*Set problem*
Count the lines that include the string "Онлайн", and give only that number.

*Extracted entries*
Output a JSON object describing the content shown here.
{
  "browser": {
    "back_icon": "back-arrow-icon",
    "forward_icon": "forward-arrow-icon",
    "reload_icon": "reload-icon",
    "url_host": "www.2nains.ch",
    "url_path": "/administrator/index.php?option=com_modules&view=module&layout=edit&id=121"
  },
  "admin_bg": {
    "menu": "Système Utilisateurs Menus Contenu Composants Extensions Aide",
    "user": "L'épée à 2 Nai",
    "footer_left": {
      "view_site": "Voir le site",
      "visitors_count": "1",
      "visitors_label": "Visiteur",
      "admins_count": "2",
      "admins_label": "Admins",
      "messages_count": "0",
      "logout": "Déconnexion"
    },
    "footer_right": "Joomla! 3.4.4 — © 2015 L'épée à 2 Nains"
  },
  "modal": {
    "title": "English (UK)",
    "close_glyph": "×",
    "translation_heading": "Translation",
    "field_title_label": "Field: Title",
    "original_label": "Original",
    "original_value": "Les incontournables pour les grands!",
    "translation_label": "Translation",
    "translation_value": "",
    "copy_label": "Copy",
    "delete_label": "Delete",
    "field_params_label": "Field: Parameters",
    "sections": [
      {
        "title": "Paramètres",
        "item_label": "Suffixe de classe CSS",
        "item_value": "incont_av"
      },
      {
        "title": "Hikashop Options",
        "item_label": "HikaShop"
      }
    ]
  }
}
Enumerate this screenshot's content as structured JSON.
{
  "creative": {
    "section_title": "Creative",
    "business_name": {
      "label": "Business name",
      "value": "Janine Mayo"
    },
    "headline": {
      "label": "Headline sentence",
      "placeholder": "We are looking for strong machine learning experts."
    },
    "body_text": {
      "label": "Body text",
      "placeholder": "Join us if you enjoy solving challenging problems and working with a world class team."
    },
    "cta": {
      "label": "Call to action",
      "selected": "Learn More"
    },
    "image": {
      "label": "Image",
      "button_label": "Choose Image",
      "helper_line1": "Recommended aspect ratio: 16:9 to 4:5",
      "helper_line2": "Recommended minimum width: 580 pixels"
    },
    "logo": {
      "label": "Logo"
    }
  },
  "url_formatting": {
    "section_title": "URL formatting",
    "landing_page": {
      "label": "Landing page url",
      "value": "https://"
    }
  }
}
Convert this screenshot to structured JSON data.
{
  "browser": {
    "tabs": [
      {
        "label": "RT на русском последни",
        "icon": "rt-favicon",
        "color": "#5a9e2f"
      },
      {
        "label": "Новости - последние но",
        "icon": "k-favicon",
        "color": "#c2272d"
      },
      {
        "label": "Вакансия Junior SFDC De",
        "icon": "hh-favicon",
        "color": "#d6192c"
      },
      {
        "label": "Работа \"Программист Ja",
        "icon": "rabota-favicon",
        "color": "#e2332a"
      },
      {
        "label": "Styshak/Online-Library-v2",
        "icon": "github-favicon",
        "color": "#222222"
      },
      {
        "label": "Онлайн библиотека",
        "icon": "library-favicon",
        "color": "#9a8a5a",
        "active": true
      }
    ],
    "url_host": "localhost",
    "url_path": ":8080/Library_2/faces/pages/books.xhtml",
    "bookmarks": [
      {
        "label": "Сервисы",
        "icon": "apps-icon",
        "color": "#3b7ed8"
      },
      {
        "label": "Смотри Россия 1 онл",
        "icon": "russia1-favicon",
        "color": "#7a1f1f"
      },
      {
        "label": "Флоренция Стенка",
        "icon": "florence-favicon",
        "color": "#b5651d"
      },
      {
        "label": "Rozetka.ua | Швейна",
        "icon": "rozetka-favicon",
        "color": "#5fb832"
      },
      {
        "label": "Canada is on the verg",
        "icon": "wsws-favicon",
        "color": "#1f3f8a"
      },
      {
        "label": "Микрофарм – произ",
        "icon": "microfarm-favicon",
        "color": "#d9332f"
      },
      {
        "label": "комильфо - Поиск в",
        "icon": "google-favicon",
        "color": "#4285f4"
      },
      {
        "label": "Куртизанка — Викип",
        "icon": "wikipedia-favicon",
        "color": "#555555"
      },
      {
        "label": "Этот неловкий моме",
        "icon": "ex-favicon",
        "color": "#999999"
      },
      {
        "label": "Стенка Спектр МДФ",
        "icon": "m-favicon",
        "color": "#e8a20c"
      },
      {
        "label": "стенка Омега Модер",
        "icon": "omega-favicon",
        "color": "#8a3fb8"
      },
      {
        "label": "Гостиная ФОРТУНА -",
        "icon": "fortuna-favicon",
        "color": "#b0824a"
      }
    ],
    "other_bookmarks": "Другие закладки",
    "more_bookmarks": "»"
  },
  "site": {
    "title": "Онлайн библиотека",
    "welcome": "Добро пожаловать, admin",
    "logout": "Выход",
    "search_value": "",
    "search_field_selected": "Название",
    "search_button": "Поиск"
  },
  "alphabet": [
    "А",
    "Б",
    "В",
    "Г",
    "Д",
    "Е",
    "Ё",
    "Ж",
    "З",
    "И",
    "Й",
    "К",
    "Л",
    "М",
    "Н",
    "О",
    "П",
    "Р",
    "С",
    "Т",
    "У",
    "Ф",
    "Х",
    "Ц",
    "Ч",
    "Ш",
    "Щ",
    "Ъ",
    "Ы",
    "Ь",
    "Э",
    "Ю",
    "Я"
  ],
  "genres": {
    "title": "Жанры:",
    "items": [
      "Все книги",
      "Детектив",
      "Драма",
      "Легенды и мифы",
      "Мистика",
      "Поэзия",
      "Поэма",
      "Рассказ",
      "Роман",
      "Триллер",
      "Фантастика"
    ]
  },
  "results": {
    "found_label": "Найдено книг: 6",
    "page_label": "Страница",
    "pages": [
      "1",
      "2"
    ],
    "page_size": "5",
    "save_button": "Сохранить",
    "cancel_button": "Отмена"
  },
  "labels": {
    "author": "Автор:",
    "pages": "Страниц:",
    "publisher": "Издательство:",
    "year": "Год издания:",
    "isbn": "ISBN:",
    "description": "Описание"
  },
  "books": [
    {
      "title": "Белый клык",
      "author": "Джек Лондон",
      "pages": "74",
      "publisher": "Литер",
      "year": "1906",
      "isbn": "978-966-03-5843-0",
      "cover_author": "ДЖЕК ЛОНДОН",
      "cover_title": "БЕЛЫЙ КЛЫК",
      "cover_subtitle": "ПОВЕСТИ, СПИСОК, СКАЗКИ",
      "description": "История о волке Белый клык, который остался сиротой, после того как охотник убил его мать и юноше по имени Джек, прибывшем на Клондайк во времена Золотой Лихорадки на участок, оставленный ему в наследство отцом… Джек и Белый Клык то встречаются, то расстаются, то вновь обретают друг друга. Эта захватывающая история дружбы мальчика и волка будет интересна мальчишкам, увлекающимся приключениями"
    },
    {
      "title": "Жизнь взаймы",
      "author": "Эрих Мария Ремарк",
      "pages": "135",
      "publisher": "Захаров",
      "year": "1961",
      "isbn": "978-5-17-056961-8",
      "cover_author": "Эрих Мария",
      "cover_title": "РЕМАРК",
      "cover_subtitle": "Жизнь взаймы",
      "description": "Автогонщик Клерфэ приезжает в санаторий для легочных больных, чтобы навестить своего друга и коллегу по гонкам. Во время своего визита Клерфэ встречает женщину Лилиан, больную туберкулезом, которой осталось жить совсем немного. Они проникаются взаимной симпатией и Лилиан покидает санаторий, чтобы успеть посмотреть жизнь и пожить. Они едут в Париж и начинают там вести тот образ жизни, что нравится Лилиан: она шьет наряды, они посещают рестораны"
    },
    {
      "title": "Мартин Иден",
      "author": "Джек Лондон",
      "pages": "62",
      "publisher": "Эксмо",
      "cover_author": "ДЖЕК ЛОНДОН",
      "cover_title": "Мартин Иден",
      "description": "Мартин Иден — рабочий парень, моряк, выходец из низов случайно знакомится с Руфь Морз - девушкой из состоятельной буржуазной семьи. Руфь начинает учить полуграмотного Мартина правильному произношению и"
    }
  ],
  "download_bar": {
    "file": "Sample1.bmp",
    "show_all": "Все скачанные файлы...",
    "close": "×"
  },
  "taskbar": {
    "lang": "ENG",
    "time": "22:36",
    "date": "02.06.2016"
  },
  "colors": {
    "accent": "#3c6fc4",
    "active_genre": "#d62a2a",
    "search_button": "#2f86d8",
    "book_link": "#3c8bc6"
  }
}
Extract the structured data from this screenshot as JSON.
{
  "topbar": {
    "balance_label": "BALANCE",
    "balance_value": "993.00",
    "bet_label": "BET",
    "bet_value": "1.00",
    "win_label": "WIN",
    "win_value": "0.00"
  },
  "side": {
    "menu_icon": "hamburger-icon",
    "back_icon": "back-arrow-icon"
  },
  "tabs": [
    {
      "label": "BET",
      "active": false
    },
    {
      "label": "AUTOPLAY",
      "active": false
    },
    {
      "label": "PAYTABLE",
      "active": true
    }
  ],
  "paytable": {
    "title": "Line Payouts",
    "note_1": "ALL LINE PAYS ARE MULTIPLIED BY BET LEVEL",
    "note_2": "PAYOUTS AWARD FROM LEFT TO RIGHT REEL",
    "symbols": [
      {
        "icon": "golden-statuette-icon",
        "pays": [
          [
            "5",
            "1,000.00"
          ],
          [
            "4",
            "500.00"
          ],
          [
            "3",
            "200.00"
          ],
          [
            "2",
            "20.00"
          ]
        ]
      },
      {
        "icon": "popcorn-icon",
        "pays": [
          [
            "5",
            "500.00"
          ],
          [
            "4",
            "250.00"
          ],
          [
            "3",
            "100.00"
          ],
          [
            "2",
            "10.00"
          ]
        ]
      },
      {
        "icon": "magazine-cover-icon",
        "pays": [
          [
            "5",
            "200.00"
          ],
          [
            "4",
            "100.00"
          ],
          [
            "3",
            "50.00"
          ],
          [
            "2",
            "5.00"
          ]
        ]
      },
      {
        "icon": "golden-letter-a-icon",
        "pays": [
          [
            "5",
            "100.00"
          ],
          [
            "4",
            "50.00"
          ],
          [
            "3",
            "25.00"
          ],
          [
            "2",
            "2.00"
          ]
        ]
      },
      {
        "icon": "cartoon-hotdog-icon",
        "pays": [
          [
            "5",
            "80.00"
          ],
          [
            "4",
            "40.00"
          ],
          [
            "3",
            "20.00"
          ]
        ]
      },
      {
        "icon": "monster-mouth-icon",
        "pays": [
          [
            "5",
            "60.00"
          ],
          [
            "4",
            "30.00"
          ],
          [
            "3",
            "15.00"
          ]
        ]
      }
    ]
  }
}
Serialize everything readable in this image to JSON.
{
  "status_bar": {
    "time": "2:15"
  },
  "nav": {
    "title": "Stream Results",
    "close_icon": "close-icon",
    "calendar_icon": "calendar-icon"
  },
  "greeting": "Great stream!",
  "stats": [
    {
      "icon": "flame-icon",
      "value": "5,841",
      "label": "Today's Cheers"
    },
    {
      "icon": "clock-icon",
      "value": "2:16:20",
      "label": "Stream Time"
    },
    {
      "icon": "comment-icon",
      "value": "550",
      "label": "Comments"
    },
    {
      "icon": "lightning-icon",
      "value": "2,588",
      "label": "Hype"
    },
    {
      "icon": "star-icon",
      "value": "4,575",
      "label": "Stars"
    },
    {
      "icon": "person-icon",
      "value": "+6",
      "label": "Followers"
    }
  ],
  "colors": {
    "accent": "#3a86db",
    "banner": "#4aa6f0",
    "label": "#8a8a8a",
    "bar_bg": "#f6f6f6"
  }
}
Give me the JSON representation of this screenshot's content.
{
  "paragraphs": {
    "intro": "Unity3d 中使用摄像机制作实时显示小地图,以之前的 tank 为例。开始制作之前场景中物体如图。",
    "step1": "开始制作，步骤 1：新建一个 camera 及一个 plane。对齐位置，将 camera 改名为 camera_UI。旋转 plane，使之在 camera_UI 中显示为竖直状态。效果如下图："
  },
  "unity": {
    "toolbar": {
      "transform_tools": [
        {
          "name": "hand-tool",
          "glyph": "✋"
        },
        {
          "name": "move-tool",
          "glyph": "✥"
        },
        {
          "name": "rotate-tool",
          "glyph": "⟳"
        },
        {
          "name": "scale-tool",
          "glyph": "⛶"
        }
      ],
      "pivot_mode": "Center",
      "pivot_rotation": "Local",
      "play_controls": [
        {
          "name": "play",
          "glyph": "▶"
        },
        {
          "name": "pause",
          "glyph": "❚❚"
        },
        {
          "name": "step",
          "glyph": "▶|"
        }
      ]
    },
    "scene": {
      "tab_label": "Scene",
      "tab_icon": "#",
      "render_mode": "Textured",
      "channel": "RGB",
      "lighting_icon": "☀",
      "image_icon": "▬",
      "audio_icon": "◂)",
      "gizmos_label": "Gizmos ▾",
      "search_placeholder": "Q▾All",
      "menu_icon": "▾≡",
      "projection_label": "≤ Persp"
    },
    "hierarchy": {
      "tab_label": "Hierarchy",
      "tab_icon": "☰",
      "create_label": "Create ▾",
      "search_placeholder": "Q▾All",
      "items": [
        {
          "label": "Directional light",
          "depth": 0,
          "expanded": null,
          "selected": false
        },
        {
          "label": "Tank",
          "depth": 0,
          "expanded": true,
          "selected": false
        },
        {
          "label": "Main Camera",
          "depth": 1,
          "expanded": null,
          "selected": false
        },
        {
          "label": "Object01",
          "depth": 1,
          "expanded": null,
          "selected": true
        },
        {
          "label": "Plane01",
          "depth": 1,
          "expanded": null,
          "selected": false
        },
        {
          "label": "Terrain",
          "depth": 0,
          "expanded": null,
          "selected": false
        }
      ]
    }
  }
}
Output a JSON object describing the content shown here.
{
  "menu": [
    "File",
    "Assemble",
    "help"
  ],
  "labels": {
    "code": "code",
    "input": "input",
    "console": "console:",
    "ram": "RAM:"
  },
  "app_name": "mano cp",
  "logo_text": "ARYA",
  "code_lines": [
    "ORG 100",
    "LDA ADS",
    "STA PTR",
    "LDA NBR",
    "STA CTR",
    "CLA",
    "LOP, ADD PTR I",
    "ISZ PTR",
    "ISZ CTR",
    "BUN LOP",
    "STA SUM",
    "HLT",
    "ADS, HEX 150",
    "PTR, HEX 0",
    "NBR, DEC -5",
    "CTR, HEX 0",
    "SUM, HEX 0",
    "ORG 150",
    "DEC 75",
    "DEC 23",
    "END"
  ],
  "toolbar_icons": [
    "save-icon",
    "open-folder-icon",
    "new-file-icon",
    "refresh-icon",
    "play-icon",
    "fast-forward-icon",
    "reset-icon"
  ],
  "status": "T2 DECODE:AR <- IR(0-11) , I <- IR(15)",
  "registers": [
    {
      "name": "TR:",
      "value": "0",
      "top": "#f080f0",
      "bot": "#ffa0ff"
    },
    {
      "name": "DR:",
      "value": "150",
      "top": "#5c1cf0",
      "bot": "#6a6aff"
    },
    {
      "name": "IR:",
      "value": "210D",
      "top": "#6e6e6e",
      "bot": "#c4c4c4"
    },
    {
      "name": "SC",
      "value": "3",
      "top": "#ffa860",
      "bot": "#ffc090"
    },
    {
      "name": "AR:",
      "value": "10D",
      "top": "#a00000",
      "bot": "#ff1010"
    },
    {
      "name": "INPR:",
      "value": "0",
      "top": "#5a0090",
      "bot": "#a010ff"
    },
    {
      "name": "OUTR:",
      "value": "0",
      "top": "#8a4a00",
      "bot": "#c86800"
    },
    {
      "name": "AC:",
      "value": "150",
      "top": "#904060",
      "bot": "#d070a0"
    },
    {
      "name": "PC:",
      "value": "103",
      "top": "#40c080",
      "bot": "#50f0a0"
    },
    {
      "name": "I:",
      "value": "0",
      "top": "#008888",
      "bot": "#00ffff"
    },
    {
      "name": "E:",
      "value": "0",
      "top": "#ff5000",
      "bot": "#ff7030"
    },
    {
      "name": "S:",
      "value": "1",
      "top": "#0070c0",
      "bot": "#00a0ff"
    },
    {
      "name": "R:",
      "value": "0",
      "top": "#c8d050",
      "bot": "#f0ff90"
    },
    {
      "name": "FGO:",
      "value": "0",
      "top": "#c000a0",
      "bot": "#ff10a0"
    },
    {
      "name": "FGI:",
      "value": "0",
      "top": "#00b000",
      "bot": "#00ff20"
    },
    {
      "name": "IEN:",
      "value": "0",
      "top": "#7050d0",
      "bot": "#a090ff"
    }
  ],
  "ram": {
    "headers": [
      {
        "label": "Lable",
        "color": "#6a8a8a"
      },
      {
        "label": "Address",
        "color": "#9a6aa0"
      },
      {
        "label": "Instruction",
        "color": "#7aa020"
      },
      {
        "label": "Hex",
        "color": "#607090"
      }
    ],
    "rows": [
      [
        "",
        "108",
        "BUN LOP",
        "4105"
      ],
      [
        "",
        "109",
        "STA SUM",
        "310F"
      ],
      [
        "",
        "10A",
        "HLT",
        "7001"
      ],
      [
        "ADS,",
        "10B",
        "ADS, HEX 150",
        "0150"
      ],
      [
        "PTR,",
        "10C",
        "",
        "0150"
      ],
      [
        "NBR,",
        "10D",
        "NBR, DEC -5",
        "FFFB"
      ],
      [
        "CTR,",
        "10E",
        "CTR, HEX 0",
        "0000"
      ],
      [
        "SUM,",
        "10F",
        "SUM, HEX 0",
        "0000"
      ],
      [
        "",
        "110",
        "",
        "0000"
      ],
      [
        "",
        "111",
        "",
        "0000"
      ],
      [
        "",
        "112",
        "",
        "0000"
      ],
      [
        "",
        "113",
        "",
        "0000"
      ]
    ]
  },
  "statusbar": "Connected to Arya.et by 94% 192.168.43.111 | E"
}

*Exercise answer*
2